Task description: Give the entries again exactly, every one of them.

Input for this task:
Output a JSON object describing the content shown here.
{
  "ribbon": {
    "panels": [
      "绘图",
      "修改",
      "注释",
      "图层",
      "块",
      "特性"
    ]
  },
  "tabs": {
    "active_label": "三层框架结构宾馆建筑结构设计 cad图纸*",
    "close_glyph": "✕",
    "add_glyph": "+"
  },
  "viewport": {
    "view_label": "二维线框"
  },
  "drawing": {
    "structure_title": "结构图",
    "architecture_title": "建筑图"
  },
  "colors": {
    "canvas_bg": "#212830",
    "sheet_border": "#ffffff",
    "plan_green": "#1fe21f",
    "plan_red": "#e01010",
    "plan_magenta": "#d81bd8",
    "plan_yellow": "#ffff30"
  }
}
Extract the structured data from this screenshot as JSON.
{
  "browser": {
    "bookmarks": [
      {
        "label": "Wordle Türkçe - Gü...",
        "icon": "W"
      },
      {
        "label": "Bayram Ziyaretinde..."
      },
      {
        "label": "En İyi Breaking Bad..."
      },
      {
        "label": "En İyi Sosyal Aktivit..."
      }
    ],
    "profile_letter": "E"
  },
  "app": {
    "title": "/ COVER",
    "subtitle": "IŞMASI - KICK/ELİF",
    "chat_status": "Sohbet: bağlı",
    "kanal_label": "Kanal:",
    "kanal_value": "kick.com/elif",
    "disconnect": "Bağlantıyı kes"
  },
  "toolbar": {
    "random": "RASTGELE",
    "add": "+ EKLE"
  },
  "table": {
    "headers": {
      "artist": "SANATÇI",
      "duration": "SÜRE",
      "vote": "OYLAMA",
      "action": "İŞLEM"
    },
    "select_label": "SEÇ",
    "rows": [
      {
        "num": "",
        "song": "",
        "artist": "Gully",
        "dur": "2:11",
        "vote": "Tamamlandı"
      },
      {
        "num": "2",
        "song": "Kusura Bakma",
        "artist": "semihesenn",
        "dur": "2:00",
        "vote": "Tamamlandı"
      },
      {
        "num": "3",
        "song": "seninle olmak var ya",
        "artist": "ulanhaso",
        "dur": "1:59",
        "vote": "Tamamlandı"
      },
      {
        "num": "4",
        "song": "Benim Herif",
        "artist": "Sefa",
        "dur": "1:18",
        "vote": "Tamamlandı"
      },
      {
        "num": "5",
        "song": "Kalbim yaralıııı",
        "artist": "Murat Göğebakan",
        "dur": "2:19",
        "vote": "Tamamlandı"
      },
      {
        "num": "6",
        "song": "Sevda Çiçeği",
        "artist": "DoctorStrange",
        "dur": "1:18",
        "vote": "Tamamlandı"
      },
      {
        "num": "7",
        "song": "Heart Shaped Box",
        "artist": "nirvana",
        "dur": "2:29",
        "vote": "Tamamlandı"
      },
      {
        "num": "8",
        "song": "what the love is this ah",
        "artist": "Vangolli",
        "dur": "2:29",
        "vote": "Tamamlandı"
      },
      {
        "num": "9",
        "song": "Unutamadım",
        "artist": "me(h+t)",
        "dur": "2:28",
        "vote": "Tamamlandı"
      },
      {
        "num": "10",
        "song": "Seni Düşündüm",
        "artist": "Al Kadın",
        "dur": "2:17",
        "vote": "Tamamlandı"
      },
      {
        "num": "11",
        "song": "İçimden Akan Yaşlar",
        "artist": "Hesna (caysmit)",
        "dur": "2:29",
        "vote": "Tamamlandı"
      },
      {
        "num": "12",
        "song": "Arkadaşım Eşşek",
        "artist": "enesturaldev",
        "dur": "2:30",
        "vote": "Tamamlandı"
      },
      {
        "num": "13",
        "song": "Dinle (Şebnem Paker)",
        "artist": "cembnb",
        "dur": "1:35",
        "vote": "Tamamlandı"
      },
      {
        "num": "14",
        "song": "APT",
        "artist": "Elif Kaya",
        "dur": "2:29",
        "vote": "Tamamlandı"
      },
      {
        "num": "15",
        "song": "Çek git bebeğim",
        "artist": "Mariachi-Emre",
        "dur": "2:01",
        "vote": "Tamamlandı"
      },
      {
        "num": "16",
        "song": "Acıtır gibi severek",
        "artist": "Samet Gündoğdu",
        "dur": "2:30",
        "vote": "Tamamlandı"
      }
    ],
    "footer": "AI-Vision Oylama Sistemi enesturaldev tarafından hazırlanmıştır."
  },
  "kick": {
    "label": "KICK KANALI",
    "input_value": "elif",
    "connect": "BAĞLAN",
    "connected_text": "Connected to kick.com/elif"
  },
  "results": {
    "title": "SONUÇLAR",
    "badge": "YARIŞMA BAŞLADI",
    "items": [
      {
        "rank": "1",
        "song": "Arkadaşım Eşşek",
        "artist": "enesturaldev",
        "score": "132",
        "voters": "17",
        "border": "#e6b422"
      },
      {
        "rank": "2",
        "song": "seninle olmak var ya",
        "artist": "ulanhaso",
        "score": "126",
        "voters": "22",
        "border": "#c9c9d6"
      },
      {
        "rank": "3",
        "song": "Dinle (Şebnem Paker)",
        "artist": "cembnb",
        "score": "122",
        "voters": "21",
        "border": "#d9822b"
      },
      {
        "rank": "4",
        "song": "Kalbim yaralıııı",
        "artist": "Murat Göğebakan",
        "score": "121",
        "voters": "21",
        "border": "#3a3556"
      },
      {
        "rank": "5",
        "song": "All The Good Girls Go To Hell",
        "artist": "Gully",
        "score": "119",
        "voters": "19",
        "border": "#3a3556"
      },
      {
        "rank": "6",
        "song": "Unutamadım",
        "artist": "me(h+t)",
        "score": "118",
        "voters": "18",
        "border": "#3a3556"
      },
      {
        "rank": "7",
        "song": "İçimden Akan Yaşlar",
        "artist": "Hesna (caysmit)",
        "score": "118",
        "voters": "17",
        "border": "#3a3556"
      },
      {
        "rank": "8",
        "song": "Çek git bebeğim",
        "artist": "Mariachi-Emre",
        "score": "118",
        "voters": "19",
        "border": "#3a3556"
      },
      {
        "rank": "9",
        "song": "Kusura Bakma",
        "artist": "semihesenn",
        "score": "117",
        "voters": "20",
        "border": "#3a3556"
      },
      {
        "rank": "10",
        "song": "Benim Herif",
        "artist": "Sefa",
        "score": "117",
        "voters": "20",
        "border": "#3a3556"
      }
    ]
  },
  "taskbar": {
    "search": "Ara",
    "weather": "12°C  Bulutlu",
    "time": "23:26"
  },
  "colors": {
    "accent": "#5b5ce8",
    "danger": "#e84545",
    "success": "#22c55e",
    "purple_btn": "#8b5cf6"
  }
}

Problem solution:
Output a JSON object describing the content shown here.
{
  "ribbon": {
    "panels": [
      "绘图",
      "修改",
      "注释",
      "图层",
      "块",
      "特性"
    ]
  },
  "tabs": {
    "active_label": "三层框架结构宾馆建筑结构设计 cad图纸*",
    "close_glyph": "✕",
    "add_glyph": "+"
  },
  "viewport": {
    "view_label": "二维线框"
  },
  "drawing": {
    "structure_title": "结构图",
    "architecture_title": "建筑图"
  },
  "colors": {
    "canvas_bg": "#212830",
    "sheet_border": "#ffffff",
    "plan_green": "#1fe21f",
    "plan_red": "#e01010",
    "plan_magenta": "#d81bd8",
    "plan_yellow": "#ffff30"
  }
}
Extract the structured data from this screenshot as JSON.
{
  "browser": {
    "bookmarks": [
      {
        "label": "Wordle Türkçe - Gü...",
        "icon": "W"
      },
      {
        "label": "Bayram Ziyaretinde..."
      },
      {
        "label": "En İyi Breaking Bad..."
      },
      {
        "label": "En İyi Sosyal Aktivit..."
      }
    ],
    "profile_letter": "E"
  },
  "app": {
    "title": "/ COVER",
    "subtitle": "IŞMASI - KICK/ELİF",
    "chat_status": "Sohbet: bağlı",
    "kanal_label": "Kanal:",
    "kanal_value": "kick.com/elif",
    "disconnect": "Bağlantıyı kes"
  },
  "toolbar": {
    "random": "RASTGELE",
    "add": "+ EKLE"
  },
  "table": {
    "headers": {
      "artist": "SANATÇI",
      "duration": "SÜRE",
      "vote": "OYLAMA",
      "action": "İŞLEM"
    },
    "select_label": "SEÇ",
    "rows": [
      {
        "num": "",
        "song": "",
        "artist": "Gully",
        "dur": "2:11",
        "vote": "Tamamlandı"
      },
      {
        "num": "2",
        "song": "Kusura Bakma",
        "artist": "semihesenn",
        "dur": "2:00",
        "vote": "Tamamlandı"
      },
      {
        "num": "3",
        "song": "seninle olmak var ya",
        "artist": "ulanhaso",
        "dur": "1:59",
        "vote": "Tamamlandı"
      },
      {
        "num": "4",
        "song": "Benim Herif",
        "artist": "Sefa",
        "dur": "1:18",
        "vote": "Tamamlandı"
      },
      {
        "num": "5",
        "song": "Kalbim yaralıııı",
        "artist": "Murat Göğebakan",
        "dur": "2:19",
        "vote": "Tamamlandı"
      },
      {
        "num": "6",
        "song": "Sevda Çiçeği",
        "artist": "DoctorStrange",
        "dur": "1:18",
        "vote": "Tamamlandı"
      },
      {
        "num": "7",
        "song": "Heart Shaped Box",
        "artist": "nirvana",
        "dur": "2:29",
        "vote": "Tamamlandı"
      },
      {
        "num": "8",
        "song": "what the love is this ah",
        "artist": "Vangolli",
        "dur": "2:29",
        "vote": "Tamamlandı"
      },
      {
        "num": "9",
        "song": "Unutamadım",
        "artist": "me(h+t)",
        "dur": "2:28",
        "vote": "Tamamlandı"
      },
      {
        "num": "10",
        "song": "Seni Düşündüm",
        "artist": "Al Kadın",
        "dur": "2:17",
        "vote": "Tamamlandı"
      },
      {
        "num": "11",
        "song": "İçimden Akan Yaşlar",
        "artist": "Hesna (caysmit)",
        "dur": "2:29",
        "vote": "Tamamlandı"
      },
      {
        "num": "12",
        "song": "Arkadaşım Eşşek",
        "artist": "enesturaldev",
        "dur": "2:30",
        "vote": "Tamamlandı"
      },
      {
        "num": "13",
        "song": "Dinle (Şebnem Paker)",
        "artist": "cembnb",
        "dur": "1:35",
        "vote": "Tamamlandı"
      },
      {
        "num": "14",
        "song": "APT",
        "artist": "Elif Kaya",
        "dur": "2:29",
        "vote": "Tamamlandı"
      },
      {
        "num": "15",
        "song": "Çek git bebeğim",
        "artist": "Mariachi-Emre",
        "dur": "2:01",
        "vote": "Tamamlandı"
      },
      {
        "num": "16",
        "song": "Acıtır gibi severek",
        "artist": "Samet Gündoğdu",
        "dur": "2:30",
        "vote": "Tamamlandı"
      }
    ],
    "footer": "AI-Vision Oylama Sistemi enesturaldev tarafından hazırlanmıştır."
  },
  "kick": {
    "label": "KICK KANALI",
    "input_value": "elif",
    "connect": "BAĞLAN",
    "connected_text": "Connected to kick.com/elif"
  },
  "results": {
    "title": "SONUÇLAR",
    "badge": "YARIŞMA BAŞLADI",
    "items": [
      {
        "rank": "1",
        "song": "Arkadaşım Eşşek",
        "artist": "enesturaldev",
        "score": "132",
        "voters": "17",
        "border": "#e6b422"
      },
      {
        "rank": "2",
        "song": "seninle olmak var ya",
        "artist": "ulanhaso",
        "score": "126",
        "voters": "22",
        "border": "#c9c9d6"
      },
      {
        "rank": "3",
        "song": "Dinle (Şebnem Paker)",
        "artist": "cembnb",
        "score": "122",
        "voters": "21",
        "border": "#d9822b"
      },
      {
        "rank": "4",
        "song": "Kalbim yaralıııı",
        "artist": "Murat Göğebakan",
        "score": "121",
        "voters": "21",
        "border": "#3a3556"
      },
      {
        "rank": "5",
        "song": "All The Good Girls Go To Hell",
        "artist": "Gully",
        "score": "119",
        "voters": "19",
        "border": "#3a3556"
      },
      {
        "rank": "6",
        "song": "Unutamadım",
        "artist": "me(h+t)",
        "score": "118",
        "voters": "18",
        "border": "#3a3556"
      },
      {
        "rank": "7",
        "song": "İçimden Akan Yaşlar",
        "artist": "Hesna (caysmit)",
        "score": "118",
        "voters": "17",
        "border": "#3a3556"
      },
      {
        "rank": "8",
        "song": "Çek git bebeğim",
        "artist": "Mariachi-Emre",
        "score": "118",
        "voters": "19",
        "border": "#3a3556"
      },
      {
        "rank": "9",
        "song": "Kusura Bakma",
        "artist": "semihesenn",
        "score": "117",
        "voters": "20",
        "border": "#3a3556"
      },
      {
        "rank": "10",
        "song": "Benim Herif",
        "artist": "Sefa",
        "score": "117",
        "voters": "20",
        "border": "#3a3556"
      }
    ]
  },
  "taskbar": {
    "search": "Ara",
    "weather": "12°C  Bulutlu",
    "time": "23:26"
  },
  "colors": {
    "accent": "#5b5ce8",
    "danger": "#e84545",
    "success": "#22c55e",
    "purple_btn": "#8b5cf6"
  }
}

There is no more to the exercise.